### DIRECTIONS
Look over the lines below. Report each one that includes the string "письмом".

***** PROVIDED RECORDS

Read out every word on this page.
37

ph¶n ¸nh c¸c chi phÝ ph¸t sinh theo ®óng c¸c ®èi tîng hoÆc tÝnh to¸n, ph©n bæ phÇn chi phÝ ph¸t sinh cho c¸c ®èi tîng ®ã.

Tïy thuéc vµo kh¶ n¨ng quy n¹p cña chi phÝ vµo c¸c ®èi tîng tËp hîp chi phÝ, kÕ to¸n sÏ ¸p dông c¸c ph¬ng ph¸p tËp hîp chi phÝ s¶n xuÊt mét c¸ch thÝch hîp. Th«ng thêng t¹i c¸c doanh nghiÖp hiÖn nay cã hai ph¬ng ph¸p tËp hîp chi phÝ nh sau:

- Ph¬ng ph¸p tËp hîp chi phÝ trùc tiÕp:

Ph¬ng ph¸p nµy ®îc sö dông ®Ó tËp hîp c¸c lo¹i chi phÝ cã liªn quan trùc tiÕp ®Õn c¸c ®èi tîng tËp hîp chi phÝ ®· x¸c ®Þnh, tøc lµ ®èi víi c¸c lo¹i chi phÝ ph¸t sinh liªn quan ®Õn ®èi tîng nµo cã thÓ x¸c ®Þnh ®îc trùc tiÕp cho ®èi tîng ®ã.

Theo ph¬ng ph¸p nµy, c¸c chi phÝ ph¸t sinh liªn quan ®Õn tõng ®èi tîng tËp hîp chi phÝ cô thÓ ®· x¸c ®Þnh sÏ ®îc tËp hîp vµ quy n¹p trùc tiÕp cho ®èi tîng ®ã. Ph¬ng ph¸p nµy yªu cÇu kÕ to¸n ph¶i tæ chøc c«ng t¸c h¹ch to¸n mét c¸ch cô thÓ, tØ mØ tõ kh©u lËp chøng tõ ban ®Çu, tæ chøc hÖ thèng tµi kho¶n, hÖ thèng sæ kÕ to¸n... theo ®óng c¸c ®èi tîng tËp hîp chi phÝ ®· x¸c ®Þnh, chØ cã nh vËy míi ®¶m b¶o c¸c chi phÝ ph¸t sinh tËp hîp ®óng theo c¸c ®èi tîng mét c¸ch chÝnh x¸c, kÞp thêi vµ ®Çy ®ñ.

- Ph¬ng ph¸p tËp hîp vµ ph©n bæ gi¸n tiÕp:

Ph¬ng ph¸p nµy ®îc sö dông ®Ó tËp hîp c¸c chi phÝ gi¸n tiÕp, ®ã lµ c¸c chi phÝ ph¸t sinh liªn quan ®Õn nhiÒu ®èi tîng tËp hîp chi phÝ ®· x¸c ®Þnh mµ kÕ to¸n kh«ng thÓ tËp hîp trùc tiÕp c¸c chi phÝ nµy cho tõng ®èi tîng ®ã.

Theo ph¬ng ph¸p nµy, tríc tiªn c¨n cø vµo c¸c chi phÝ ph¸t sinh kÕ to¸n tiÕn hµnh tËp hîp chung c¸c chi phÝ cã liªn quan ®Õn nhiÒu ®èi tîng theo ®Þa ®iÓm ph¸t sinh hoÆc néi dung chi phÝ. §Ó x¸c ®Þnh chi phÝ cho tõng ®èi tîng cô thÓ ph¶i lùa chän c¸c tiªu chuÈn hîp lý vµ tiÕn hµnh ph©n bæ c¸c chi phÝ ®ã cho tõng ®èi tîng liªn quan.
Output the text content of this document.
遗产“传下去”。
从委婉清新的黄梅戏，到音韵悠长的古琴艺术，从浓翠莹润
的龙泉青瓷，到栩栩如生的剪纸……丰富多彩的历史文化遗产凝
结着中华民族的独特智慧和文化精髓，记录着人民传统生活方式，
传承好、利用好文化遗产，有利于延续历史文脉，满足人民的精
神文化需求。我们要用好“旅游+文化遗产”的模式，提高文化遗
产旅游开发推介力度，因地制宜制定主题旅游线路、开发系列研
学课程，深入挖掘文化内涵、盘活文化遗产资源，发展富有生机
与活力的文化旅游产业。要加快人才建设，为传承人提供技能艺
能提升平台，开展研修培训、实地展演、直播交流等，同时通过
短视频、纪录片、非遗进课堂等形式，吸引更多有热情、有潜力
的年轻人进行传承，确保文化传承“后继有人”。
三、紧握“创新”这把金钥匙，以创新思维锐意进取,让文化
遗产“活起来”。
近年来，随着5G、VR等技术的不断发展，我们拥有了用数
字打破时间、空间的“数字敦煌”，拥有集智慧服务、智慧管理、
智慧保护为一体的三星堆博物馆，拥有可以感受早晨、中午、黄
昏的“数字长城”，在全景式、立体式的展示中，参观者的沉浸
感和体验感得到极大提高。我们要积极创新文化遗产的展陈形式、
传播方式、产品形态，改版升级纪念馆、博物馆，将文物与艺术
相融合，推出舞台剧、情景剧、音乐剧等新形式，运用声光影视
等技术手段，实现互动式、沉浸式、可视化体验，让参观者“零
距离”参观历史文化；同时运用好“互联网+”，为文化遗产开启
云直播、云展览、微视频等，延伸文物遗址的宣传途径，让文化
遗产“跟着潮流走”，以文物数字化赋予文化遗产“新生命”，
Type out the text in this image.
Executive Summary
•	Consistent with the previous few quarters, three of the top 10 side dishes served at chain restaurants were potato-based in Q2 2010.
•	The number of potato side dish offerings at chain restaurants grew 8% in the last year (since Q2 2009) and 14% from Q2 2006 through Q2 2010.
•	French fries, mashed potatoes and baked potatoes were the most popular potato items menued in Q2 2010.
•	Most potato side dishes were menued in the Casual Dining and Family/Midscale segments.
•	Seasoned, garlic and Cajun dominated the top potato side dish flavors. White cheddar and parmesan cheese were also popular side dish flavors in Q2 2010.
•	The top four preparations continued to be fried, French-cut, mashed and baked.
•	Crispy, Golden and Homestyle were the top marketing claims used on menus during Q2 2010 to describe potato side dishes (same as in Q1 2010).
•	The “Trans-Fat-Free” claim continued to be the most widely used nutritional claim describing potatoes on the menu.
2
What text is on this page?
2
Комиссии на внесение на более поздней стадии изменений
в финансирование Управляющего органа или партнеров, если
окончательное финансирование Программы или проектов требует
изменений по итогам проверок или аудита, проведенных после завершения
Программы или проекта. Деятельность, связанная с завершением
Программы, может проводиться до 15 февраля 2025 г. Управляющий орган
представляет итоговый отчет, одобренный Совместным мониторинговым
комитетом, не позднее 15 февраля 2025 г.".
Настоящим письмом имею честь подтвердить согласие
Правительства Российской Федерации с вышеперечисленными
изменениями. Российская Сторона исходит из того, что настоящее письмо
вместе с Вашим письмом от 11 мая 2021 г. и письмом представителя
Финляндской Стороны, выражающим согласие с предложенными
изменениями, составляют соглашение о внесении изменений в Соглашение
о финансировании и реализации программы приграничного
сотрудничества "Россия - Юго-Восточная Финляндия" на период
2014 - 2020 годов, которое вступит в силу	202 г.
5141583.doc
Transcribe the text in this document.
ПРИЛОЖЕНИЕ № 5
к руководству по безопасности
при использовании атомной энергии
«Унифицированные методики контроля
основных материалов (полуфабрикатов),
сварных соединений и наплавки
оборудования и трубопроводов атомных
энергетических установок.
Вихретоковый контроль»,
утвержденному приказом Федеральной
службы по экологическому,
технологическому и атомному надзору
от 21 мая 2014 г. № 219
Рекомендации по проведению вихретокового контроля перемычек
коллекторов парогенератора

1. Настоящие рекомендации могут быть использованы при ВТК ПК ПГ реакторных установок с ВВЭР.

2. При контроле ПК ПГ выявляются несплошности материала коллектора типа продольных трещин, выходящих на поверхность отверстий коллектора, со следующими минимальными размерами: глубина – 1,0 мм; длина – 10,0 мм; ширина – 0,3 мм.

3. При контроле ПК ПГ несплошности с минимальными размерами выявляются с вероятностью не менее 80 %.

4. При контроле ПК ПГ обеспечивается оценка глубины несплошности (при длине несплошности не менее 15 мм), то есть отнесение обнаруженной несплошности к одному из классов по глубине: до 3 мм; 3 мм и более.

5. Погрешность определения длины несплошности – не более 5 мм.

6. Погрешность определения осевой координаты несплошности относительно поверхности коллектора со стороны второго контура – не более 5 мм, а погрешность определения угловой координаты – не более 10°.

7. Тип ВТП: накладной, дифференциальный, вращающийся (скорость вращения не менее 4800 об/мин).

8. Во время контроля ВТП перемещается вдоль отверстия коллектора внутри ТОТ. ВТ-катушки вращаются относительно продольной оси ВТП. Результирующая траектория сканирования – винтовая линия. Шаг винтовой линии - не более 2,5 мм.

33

**********

### SOLUTION
Настоящим письмом имею честь подтвердить согласие
вместе с Вашим письмом от 11 мая 2021 г. и письмом представителя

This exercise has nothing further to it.